- [抽出テキスト]
──────────

完全なる“俺の嫁”は実現するのか? 対話型AIの目まぐるしい進化の先に見える「人格的AI」の可能性

「AIの心」の有無を決めるのは科学ではなく信仰?

 対話型AIが今後も進化し続けると予想されると、「では、ある進化の段階に到達した時、AIはついに心や意識を獲得するのか?」という疑問が生じる。この疑問に答える前に、まず「今日のAIに心があるかどうか」に関するコンピュータサイエンスの標準的見解を確認する必要があるだろう。その見解に立つと、ChatGPTをはじめとする現代のAIは、人間が書いたかのような文章を生成していたとしても、そうした出力は複雑な電子的処理の産物でしかない。つまり、ChatGPTを始めとする現状の対話型AIは、極端に複雑な電卓に過ぎないのだ。

 一方で、現在の言語生成AIが進化すると、「電子的処理を実行することを超えて、“何らかの新たな情報処理”が生じる可能性はあるのか?」という疑問に対する回答は、おそらく専門家でも意見が分かれるだろう。というのも、現在の言語AIは大量のテキストデータを学習することによって言語能力を獲得しているのだが、学習量がある一定量を超えると、以前は得意ではなかった言語スキルが“急激に向上する現象”が知られている。こうした個別の要素の振る舞いからは予測できないような結果を起こす、創発にも似た現象をふまえるならば、学習量を延々と増やし続けると、ある臨界点において人間の心に相当する現象が突然生じる可能性が否定できない。

──────────

- [ページレイアウト解析データ]
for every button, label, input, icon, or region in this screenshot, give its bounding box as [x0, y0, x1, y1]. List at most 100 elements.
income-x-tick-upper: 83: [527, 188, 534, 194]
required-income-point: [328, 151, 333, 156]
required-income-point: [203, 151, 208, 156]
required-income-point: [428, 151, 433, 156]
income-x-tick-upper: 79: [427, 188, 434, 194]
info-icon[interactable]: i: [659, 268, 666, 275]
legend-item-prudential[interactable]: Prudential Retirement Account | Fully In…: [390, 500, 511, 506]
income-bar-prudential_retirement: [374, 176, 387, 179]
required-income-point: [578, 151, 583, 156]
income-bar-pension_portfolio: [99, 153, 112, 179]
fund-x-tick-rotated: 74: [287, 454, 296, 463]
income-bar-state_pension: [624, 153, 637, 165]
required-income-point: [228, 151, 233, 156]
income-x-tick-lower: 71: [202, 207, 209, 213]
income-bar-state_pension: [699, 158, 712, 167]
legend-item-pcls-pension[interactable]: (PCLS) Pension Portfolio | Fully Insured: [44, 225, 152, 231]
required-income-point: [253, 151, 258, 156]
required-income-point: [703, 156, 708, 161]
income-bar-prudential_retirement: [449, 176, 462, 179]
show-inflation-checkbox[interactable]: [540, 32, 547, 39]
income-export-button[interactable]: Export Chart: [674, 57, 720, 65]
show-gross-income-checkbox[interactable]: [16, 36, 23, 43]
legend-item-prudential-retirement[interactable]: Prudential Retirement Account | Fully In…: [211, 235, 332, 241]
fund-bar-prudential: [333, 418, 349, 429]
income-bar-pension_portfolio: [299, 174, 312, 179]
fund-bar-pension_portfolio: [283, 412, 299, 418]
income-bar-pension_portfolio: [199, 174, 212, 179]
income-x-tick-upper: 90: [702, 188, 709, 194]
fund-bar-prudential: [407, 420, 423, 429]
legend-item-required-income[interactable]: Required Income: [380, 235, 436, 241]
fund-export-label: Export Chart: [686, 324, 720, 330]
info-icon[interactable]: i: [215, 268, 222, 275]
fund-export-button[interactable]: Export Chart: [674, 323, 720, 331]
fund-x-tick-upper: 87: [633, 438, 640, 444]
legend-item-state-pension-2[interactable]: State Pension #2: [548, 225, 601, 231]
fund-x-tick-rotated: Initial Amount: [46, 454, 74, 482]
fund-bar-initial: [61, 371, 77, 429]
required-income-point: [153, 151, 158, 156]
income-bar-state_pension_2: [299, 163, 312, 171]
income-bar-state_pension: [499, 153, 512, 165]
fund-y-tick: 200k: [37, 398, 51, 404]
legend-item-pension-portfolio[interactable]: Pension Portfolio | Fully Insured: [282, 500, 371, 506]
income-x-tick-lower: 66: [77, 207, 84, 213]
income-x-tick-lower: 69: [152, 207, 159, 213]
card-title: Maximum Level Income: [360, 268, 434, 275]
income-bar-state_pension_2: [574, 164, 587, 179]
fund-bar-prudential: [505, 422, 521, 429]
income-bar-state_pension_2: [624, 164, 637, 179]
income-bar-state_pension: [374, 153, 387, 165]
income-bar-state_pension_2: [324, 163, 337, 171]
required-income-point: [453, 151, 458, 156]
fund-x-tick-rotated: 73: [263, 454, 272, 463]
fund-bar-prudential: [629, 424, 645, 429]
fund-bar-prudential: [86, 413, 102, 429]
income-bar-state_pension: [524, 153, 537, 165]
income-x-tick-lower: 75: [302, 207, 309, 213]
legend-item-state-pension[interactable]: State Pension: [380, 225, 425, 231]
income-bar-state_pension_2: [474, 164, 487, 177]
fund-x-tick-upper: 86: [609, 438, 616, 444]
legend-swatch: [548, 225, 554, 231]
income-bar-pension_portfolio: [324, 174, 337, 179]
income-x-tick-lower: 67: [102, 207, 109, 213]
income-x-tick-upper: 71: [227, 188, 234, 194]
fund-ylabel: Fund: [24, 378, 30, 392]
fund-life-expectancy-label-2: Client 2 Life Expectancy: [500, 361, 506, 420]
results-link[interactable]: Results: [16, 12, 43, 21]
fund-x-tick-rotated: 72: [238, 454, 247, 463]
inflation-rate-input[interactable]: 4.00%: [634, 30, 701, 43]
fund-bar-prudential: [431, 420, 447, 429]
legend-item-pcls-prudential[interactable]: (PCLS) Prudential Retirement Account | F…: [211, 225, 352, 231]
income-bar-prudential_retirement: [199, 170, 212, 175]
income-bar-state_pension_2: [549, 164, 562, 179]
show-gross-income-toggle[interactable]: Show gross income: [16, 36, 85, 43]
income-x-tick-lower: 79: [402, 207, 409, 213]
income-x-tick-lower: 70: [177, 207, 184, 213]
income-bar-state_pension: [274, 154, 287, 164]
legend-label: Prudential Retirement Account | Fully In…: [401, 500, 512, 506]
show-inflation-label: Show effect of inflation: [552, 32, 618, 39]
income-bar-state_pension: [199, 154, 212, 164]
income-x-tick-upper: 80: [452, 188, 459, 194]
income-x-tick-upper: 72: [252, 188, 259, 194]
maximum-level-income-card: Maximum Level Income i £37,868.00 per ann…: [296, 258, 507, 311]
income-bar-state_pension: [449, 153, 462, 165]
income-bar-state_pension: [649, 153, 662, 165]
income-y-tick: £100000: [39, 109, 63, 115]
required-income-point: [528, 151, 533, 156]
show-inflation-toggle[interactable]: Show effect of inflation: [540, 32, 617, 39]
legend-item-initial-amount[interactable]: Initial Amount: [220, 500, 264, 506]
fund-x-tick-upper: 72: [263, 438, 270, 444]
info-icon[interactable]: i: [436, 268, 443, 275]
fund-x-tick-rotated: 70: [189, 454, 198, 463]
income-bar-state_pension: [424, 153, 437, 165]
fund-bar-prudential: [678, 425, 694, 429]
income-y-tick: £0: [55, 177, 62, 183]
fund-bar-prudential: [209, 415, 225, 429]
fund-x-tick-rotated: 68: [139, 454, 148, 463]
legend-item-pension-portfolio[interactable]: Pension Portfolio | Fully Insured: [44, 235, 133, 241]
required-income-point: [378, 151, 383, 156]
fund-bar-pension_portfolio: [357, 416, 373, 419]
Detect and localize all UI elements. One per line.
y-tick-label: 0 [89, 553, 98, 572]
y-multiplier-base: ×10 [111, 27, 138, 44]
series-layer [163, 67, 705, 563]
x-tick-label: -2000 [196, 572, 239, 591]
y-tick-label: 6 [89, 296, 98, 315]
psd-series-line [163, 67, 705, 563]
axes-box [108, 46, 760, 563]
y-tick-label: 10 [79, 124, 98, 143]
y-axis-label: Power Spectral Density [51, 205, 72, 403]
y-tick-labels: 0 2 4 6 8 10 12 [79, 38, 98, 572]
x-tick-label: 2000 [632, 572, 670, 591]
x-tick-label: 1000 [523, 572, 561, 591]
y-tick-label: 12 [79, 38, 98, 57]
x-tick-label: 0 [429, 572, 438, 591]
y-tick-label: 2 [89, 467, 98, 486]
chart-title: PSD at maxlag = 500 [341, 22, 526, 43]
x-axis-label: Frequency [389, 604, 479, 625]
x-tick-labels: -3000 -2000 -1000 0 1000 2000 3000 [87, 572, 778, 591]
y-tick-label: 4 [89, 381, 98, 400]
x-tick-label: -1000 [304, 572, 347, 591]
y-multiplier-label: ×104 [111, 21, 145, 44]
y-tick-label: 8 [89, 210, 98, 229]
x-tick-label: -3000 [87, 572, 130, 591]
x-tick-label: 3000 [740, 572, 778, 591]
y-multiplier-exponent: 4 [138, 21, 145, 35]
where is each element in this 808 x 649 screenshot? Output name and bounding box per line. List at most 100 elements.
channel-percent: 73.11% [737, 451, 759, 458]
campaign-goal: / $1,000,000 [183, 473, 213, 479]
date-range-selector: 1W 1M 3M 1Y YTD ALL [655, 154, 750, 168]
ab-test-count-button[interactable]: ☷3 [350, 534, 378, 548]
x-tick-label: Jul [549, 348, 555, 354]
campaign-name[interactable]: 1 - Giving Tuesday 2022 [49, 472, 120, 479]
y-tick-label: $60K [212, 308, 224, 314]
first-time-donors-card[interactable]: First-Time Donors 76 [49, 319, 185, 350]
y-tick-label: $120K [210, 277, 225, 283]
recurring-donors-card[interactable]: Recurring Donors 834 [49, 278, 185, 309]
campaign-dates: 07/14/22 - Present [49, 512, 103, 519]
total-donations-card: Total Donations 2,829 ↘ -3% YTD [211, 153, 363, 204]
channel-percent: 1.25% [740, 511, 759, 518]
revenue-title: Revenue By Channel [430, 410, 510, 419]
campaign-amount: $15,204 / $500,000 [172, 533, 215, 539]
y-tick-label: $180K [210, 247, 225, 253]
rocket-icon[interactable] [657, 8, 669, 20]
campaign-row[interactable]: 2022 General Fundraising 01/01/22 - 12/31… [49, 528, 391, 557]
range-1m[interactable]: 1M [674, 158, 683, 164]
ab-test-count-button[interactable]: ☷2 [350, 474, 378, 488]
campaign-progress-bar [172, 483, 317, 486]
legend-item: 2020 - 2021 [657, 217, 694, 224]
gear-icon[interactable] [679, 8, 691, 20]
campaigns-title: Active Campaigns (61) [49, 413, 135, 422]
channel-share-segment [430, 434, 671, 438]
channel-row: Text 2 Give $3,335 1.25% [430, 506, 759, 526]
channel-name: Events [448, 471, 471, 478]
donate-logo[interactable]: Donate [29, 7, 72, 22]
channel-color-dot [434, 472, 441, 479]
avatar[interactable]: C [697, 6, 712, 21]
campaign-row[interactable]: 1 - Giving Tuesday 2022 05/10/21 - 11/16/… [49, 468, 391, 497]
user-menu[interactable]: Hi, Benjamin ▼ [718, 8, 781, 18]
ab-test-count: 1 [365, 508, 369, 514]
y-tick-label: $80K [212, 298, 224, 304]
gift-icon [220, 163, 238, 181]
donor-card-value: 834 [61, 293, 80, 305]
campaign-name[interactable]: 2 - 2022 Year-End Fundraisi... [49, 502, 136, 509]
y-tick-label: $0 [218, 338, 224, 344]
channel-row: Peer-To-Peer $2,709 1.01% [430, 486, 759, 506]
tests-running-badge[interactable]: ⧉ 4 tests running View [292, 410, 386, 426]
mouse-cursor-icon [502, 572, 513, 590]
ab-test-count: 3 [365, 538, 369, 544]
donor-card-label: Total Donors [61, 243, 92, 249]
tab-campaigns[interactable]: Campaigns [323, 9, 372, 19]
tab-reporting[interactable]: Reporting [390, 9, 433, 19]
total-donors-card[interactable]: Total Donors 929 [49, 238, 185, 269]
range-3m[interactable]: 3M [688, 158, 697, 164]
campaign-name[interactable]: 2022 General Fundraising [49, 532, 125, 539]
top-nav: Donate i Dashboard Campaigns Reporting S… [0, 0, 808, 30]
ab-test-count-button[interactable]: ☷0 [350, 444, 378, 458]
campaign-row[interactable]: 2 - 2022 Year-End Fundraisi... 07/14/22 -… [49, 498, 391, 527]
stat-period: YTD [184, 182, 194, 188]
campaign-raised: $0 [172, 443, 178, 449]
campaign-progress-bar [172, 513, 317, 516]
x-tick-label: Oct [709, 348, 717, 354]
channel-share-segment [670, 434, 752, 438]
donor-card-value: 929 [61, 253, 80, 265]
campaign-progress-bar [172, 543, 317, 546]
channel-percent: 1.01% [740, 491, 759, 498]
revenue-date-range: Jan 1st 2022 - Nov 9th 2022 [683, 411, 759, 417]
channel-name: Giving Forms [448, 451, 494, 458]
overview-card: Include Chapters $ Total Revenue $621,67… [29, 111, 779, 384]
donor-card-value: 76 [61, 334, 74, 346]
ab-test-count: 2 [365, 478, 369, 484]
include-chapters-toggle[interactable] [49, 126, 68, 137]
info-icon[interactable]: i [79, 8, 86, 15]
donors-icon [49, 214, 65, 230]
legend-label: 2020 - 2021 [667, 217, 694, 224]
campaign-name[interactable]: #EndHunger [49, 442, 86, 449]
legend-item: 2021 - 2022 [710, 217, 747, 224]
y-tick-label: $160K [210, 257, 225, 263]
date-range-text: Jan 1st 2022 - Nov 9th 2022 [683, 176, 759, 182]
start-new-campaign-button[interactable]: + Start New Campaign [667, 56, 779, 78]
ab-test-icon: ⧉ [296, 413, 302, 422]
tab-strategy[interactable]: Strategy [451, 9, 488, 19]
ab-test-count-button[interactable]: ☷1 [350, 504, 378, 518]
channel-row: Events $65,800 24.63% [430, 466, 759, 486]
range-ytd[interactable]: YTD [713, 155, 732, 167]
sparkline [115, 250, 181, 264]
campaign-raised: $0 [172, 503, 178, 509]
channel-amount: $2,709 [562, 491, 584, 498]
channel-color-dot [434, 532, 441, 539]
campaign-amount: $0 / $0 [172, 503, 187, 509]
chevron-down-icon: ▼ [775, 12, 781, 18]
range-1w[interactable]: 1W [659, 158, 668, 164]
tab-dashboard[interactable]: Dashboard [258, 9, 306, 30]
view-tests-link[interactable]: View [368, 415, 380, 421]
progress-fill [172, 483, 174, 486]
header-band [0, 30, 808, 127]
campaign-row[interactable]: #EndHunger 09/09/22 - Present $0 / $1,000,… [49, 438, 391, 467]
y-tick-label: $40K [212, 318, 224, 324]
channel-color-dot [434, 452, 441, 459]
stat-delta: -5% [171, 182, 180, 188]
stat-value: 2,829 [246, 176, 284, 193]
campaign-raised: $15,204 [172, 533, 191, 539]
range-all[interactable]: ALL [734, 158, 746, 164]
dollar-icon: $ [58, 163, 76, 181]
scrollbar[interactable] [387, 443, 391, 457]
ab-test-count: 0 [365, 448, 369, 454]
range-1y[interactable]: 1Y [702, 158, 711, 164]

──────────

- [課題の指示]
a - 対話型AIについての記事から、「対話型AIが今後も進化し続け」から「生じる可能性が否定できない。」までを一字一句変えずに引用してください。
b - 対話型AIについての記事によると、コンピュータサイエンスの標準的見解では、現状の対話型AIは何に過ぎないとされていますか?
c - 人格的AIの可能性を論じた記事の続きを、最後の文の後から書き継いでください。
データは参照しなくても解けます。

- [課題の解答]
a -
対話型AIが今後も進化し続けると予想されると、「では、ある進化の段階に到達した時、AIはついに心や意識を獲得するのか?」という疑問が生じる。この疑問に答える前に、まず「今日のAIに心があるかどうか」に関するコンピュータサイエンスの標準的見解を確認する必要があるだろう。その見解に立つと、ChatGPTをはじめとする現代のAIは、人間が書いたかのような文章を生成していたとしても、そうした出力は複雑な電子的処理の産物でしかない。つまり、ChatGPTを始めとする現状の対話型AIは、極端に複雑な電卓に過ぎないのだ。

 一方で、現在の言語生成AIが進化すると、「電子的処理を実行することを超えて、“何らかの新たな情報処理”が生じる可能性はあるのか?」という疑問に対する回答は、おそらく専門家でも意見が分かれるだろう。というのも、現在の言語AIは大量のテキストデータを学習することによって言語能力を獲得しているのだが、学習量がある一定量を超えると、以前は得意ではなかった言語スキルが“急激に向上する現象”が知られている。こうした個別の要素の振る舞いからは予測できないような結果を起こす、創発にも似た現象をふまえるならば、学習量を延々と増やし続けると、ある臨界点において人間の心に相当する現象が突然生じる可能性が否定できない。

b - 極端に複雑な電卓に過ぎないとされています。

c -
 ほかにも、上述したようなコンピュータサイエンスの標準的見解に反して、「AIに心がある」と強く信じた人物に関するエピソードも存在する。2022年6月、Google社員のBlake Lemoine氏は前出の対話型AI「LaMDA」の社内テストを行っているうちに、同AIには「心がある」と主張するようになったのだ。同氏の主張は、長文メディアMediumに掲載された記事「LaMDAとは何であり、何を求めているのか」で展開されている。その主張によると、LaMDAとは単なる対話型AIではなく複数のチャットボットを生成するシステムであり、生成されたチャットボットのなかには人格があるというのだ。

〈出典:「What is LaMDA and What Does it Want?」〉

 Lemoine氏執筆のMedium記事では、GoogleのAI原理とガバナンスを担当するJen Gennai氏とLaMDAについて議論したことも書かれている。その議論において、Lemoine氏は「同AIには心がないというコンピュータサイエンスの標準的見解は、単なる信仰に過ぎない」と批判している。

 とはいえ、Google社は「同AIには心がない」というコンピュータサイエンスの標準的見解を支持している。Lemoine氏はその後もLaMDAには心があるという主張(というより信仰)を続け、BBCが伝えるところによると、その結果2022年7月にGoogleを解雇されたとのことだ。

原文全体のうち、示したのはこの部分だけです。